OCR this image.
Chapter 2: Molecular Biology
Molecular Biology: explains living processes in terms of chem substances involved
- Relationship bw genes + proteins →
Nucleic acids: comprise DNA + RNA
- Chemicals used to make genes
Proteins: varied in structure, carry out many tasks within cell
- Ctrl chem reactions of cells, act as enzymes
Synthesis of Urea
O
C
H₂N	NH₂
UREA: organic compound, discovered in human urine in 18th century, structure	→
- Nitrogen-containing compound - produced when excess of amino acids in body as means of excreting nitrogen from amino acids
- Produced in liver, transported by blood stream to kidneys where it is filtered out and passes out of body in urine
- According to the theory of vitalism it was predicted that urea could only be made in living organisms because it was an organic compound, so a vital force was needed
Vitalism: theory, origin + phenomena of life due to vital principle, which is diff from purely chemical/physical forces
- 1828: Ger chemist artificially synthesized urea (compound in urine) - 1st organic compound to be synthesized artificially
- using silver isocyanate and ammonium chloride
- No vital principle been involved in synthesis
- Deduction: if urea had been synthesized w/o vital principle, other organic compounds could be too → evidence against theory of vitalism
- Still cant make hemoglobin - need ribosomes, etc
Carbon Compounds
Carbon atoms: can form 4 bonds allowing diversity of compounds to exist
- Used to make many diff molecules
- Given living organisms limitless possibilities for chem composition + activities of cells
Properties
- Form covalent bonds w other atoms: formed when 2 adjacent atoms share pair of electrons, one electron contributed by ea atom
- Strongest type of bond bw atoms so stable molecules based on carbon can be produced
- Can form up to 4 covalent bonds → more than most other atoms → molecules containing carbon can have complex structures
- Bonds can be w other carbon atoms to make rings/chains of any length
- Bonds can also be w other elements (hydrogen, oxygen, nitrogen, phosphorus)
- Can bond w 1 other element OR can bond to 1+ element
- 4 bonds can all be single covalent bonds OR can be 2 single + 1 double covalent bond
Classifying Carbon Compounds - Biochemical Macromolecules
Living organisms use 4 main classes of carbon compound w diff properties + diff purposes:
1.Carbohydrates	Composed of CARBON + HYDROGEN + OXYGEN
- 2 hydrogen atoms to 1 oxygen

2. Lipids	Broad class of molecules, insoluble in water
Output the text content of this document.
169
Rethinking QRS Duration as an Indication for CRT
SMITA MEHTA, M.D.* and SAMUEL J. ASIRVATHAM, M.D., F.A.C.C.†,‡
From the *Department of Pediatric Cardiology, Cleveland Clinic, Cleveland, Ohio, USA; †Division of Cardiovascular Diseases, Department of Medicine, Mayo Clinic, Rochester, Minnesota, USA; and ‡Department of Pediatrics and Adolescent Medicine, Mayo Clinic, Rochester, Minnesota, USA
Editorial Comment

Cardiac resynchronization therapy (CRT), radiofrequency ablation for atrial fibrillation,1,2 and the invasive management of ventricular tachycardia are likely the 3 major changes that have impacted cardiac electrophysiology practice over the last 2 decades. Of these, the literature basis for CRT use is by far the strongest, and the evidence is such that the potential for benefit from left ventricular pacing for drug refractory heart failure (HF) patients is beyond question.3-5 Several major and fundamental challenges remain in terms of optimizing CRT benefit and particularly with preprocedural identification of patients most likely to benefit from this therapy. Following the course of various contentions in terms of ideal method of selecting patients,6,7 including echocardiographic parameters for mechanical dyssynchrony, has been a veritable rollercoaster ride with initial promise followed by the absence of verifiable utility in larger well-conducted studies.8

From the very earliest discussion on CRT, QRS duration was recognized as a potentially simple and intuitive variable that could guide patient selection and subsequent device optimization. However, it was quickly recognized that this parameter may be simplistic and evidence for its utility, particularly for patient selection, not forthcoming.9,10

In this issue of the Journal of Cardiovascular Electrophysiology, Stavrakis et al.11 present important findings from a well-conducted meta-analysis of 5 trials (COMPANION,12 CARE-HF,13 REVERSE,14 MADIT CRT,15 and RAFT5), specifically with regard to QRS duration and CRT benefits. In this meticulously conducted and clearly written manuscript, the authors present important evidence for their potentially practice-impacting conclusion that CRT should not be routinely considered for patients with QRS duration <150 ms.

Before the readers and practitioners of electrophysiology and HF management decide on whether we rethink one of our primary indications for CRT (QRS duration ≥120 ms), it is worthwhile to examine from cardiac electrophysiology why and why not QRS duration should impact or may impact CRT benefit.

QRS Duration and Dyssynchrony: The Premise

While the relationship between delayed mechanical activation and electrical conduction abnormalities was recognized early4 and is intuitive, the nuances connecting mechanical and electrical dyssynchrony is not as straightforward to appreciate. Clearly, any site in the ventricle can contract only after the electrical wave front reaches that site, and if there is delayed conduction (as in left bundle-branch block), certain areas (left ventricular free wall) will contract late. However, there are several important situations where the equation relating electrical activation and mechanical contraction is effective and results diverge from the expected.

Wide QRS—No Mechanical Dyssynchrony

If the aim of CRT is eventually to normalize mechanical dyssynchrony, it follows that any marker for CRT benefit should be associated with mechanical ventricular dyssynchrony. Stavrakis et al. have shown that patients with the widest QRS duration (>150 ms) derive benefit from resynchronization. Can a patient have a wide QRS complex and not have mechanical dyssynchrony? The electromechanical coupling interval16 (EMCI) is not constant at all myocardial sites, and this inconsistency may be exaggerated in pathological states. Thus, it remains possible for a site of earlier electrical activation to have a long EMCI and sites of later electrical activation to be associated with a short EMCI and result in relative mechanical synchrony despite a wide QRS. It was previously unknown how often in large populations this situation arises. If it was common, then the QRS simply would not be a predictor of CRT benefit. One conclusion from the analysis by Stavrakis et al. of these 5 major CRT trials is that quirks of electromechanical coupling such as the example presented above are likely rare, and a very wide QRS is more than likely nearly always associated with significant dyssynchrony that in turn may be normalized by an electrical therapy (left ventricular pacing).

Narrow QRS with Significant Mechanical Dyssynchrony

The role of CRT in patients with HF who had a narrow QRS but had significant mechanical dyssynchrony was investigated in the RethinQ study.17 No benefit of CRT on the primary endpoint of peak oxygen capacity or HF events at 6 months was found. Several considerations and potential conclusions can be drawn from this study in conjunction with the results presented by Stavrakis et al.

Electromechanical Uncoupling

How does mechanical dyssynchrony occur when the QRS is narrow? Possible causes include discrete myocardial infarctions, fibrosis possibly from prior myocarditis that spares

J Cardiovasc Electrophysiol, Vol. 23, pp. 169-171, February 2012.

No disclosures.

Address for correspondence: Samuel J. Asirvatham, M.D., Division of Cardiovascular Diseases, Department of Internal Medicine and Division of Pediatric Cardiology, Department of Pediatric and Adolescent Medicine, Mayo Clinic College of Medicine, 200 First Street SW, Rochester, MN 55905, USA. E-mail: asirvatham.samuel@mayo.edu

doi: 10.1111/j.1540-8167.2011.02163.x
****
- [Exercise goal]:
Give back every line of the data exactly as it was written.

- [Output]:
OCR this image.
Chapter 2: Molecular Biology
Molecular Biology: explains living processes in terms of chem substances involved
- Relationship bw genes + proteins →
Nucleic acids: comprise DNA + RNA
- Chemicals used to make genes
Proteins: varied in structure, carry out many tasks within cell
- Ctrl chem reactions of cells, act as enzymes
Synthesis of Urea
O
C
H₂N	NH₂
UREA: organic compound, discovered in human urine in 18th century, structure	→
- Nitrogen-containing compound - produced when excess of amino acids in body as means of excreting nitrogen from amino acids
- Produced in liver, transported by blood stream to kidneys where it is filtered out and passes out of body in urine
- According to the theory of vitalism it was predicted that urea could only be made in living organisms because it was an organic compound, so a vital force was needed
Vitalism: theory, origin + phenomena of life due to vital principle, which is diff from purely chemical/physical forces
- 1828: Ger chemist artificially synthesized urea (compound in urine) - 1st organic compound to be synthesized artificially
- using silver isocyanate and ammonium chloride
- No vital principle been involved in synthesis
- Deduction: if urea had been synthesized w/o vital principle, other organic compounds could be too → evidence against theory of vitalism
- Still cant make hemoglobin - need ribosomes, etc
Carbon Compounds
Carbon atoms: can form 4 bonds allowing diversity of compounds to exist
- Used to make many diff molecules
- Given living organisms limitless possibilities for chem composition + activities of cells
Properties
- Form covalent bonds w other atoms: formed when 2 adjacent atoms share pair of electrons, one electron contributed by ea atom
- Strongest type of bond bw atoms so stable molecules based on carbon can be produced
- Can form up to 4 covalent bonds → more than most other atoms → molecules containing carbon can have complex structures
- Bonds can be w other carbon atoms to make rings/chains of any length
- Bonds can also be w other elements (hydrogen, oxygen, nitrogen, phosphorus)
- Can bond w 1 other element OR can bond to 1+ element
- 4 bonds can all be single covalent bonds OR can be 2 single + 1 double covalent bond
Classifying Carbon Compounds - Biochemical Macromolecules
Living organisms use 4 main classes of carbon compound w diff properties + diff purposes:
1.Carbohydrates	Composed of CARBON + HYDROGEN + OXYGEN
- 2 hydrogen atoms to 1 oxygen

2. Lipids	Broad class of molecules, insoluble in water
Output the text content of this document.
169
Rethinking QRS Duration as an Indication for CRT
SMITA MEHTA, M.D.* and SAMUEL J. ASIRVATHAM, M.D., F.A.C.C.†,‡
From the *Department of Pediatric Cardiology, Cleveland Clinic, Cleveland, Ohio, USA; †Division of Cardiovascular Diseases, Department of Medicine, Mayo Clinic, Rochester, Minnesota, USA; and ‡Department of Pediatrics and Adolescent Medicine, Mayo Clinic, Rochester, Minnesota, USA
Editorial Comment

Cardiac resynchronization therapy (CRT), radiofrequency ablation for atrial fibrillation,1,2 and the invasive management of ventricular tachycardia are likely the 3 major changes that have impacted cardiac electrophysiology practice over the last 2 decades. Of these, the literature basis for CRT use is by far the strongest, and the evidence is such that the potential for benefit from left ventricular pacing for drug refractory heart failure (HF) patients is beyond question.3-5 Several major and fundamental challenges remain in terms of optimizing CRT benefit and particularly with preprocedural identification of patients most likely to benefit from this therapy. Following the course of various contentions in terms of ideal method of selecting patients,6,7 including echocardiographic parameters for mechanical dyssynchrony, has been a veritable rollercoaster ride with initial promise followed by the absence of verifiable utility in larger well-conducted studies.8

From the very earliest discussion on CRT, QRS duration was recognized as a potentially simple and intuitive variable that could guide patient selection and subsequent device optimization. However, it was quickly recognized that this parameter may be simplistic and evidence for its utility, particularly for patient selection, not forthcoming.9,10

In this issue of the Journal of Cardiovascular Electrophysiology, Stavrakis et al.11 present important findings from a well-conducted meta-analysis of 5 trials (COMPANION,12 CARE-HF,13 REVERSE,14 MADIT CRT,15 and RAFT5), specifically with regard to QRS duration and CRT benefits. In this meticulously conducted and clearly written manuscript, the authors present important evidence for their potentially practice-impacting conclusion that CRT should not be routinely considered for patients with QRS duration <150 ms.

Before the readers and practitioners of electrophysiology and HF management decide on whether we rethink one of our primary indications for CRT (QRS duration ≥120 ms), it is worthwhile to examine from cardiac electrophysiology why and why not QRS duration should impact or may impact CRT benefit.

QRS Duration and Dyssynchrony: The Premise

While the relationship between delayed mechanical activation and electrical conduction abnormalities was recognized early4 and is intuitive, the nuances connecting mechanical and electrical dyssynchrony is not as straightforward to appreciate. Clearly, any site in the ventricle can contract only after the electrical wave front reaches that site, and if there is delayed conduction (as in left bundle-branch block), certain areas (left ventricular free wall) will contract late. However, there are several important situations where the equation relating electrical activation and mechanical contraction is effective and results diverge from the expected.

Wide QRS—No Mechanical Dyssynchrony

If the aim of CRT is eventually to normalize mechanical dyssynchrony, it follows that any marker for CRT benefit should be associated with mechanical ventricular dyssynchrony. Stavrakis et al. have shown that patients with the widest QRS duration (>150 ms) derive benefit from resynchronization. Can a patient have a wide QRS complex and not have mechanical dyssynchrony? The electromechanical coupling interval16 (EMCI) is not constant at all myocardial sites, and this inconsistency may be exaggerated in pathological states. Thus, it remains possible for a site of earlier electrical activation to have a long EMCI and sites of later electrical activation to be associated with a short EMCI and result in relative mechanical synchrony despite a wide QRS. It was previously unknown how often in large populations this situation arises. If it was common, then the QRS simply would not be a predictor of CRT benefit. One conclusion from the analysis by Stavrakis et al. of these 5 major CRT trials is that quirks of electromechanical coupling such as the example presented above are likely rare, and a very wide QRS is more than likely nearly always associated with significant dyssynchrony that in turn may be normalized by an electrical therapy (left ventricular pacing).

Narrow QRS with Significant Mechanical Dyssynchrony

The role of CRT in patients with HF who had a narrow QRS but had significant mechanical dyssynchrony was investigated in the RethinQ study.17 No benefit of CRT on the primary endpoint of peak oxygen capacity or HF events at 6 months was found. Several considerations and potential conclusions can be drawn from this study in conjunction with the results presented by Stavrakis et al.

Electromechanical Uncoupling

How does mechanical dyssynchrony occur when the QRS is narrow? Possible causes include discrete myocardial infarctions, fibrosis possibly from prior myocarditis that spares

J Cardiovasc Electrophysiol, Vol. 23, pp. 169-171, February 2012.

No disclosures.

Address for correspondence: Samuel J. Asirvatham, M.D., Division of Cardiovascular Diseases, Department of Internal Medicine and Division of Pediatric Cardiology, Department of Pediatric and Adolescent Medicine, Mayo Clinic College of Medicine, 200 First Street SW, Rochester, MN 55905, USA. E-mail: asirvatham.samuel@mayo.edu

doi: 10.1111/j.1540-8167.2011.02163.x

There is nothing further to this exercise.